:: Directive ::
Arrange everything from the start of the listing down to the line containing "742, 91, 752]", inclusive, as a numbered list, leaving out any blank lines.

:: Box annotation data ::
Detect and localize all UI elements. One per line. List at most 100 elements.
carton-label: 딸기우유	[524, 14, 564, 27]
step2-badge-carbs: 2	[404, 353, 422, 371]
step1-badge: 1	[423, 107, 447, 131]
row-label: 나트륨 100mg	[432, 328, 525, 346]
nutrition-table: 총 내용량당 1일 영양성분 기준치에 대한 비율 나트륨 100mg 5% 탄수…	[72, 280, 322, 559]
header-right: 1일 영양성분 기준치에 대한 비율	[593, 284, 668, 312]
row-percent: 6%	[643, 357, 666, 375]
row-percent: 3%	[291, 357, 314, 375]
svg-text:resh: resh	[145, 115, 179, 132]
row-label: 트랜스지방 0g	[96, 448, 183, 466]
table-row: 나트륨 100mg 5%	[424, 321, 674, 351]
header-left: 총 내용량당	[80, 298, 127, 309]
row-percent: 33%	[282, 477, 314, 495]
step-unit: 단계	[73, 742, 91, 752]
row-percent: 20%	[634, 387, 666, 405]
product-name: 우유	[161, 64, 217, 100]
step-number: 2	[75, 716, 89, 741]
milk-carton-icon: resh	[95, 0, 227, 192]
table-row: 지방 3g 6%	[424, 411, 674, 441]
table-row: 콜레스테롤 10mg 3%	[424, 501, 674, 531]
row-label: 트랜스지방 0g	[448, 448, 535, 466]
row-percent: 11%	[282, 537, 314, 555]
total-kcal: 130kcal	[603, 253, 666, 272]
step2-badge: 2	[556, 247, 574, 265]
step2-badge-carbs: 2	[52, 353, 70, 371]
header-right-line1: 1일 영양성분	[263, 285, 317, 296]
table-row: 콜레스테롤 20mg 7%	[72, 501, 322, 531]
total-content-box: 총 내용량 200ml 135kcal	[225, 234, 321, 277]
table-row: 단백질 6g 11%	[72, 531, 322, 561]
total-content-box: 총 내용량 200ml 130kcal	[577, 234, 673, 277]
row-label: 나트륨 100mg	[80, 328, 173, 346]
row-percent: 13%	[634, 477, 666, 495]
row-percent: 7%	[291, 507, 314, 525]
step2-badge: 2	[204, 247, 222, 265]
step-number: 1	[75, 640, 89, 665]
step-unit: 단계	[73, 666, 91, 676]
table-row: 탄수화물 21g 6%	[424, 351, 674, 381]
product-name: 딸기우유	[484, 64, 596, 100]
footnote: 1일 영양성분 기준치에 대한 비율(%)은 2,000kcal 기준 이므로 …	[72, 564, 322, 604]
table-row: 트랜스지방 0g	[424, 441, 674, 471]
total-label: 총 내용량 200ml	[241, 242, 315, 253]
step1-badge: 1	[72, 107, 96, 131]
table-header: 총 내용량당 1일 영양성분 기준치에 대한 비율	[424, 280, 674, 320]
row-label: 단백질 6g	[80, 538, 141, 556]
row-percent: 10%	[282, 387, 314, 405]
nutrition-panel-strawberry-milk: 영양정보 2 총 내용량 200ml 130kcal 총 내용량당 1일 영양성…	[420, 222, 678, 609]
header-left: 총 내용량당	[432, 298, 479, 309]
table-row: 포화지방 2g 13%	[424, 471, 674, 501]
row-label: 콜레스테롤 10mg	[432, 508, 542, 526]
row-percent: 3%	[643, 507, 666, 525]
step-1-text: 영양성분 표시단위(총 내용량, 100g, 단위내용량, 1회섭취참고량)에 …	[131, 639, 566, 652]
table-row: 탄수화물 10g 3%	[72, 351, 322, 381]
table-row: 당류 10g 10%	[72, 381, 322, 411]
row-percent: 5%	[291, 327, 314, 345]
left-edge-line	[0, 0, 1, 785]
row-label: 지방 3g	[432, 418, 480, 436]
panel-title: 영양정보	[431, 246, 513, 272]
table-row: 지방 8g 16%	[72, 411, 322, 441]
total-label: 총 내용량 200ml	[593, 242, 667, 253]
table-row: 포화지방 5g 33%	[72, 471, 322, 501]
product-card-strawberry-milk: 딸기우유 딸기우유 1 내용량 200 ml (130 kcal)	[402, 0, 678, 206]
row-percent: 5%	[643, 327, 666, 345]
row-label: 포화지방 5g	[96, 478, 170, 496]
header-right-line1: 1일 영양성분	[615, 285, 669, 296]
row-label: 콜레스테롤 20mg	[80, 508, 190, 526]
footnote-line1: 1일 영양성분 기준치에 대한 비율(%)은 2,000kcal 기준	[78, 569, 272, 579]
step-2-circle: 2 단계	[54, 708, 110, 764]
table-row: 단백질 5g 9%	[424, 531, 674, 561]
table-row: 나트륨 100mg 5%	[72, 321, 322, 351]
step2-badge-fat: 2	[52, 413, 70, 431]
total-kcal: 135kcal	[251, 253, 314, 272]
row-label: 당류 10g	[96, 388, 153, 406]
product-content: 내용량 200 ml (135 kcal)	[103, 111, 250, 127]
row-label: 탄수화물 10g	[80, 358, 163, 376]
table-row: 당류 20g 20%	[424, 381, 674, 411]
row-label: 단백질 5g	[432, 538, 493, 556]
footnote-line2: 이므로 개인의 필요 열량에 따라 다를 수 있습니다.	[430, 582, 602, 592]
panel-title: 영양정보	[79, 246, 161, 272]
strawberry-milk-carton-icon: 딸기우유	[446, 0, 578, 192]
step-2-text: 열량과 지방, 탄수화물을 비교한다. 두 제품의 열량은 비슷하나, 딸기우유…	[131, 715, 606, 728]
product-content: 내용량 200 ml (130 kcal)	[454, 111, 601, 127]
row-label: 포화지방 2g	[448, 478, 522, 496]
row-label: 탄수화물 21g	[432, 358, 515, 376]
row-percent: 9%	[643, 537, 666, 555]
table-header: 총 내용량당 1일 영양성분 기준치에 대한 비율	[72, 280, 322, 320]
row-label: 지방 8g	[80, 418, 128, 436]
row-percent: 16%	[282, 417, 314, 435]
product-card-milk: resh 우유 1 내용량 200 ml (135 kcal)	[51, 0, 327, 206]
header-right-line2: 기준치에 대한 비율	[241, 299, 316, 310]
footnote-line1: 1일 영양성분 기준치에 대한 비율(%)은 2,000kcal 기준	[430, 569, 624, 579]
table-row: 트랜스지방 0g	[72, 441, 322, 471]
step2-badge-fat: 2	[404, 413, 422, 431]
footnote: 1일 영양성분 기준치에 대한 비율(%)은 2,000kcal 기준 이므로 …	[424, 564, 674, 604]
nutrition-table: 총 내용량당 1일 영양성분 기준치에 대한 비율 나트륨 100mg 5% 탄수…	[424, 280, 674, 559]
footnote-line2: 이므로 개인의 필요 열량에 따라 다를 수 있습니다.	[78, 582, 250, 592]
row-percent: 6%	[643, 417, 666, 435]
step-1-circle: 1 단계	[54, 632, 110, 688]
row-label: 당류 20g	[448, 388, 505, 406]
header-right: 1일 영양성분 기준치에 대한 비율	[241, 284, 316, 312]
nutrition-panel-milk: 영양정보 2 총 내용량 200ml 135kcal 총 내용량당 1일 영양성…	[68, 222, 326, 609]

:: Solution ::
1. Detect and localize all UI elements. One per line. List at most 100 elements.
2. carton-label: 딸기우유	[524, 14, 564, 27]
3. step2-badge-carbs: 2	[404, 353, 422, 371]
4. step1-badge: 1	[423, 107, 447, 131]
5. row-label: 나트륨 100mg	[432, 328, 525, 346]
6. nutrition-table: 총 내용량당 1일 영양성분 기준치에 대한 비율 나트륨 100mg 5% 탄수…	[72, 280, 322, 559]
7. header-right: 1일 영양성분 기준치에 대한 비율	[593, 284, 668, 312]
8. row-percent: 6%	[643, 357, 666, 375]
9. row-percent: 3%	[291, 357, 314, 375]
10. svg-text:resh: resh	[145, 115, 179, 132]
11. row-label: 트랜스지방 0g	[96, 448, 183, 466]
12. table-row: 나트륨 100mg 5%	[424, 321, 674, 351]
13. header-left: 총 내용량당	[80, 298, 127, 309]
14. row-percent: 33%	[282, 477, 314, 495]
15. step-unit: 단계	[73, 742, 91, 752]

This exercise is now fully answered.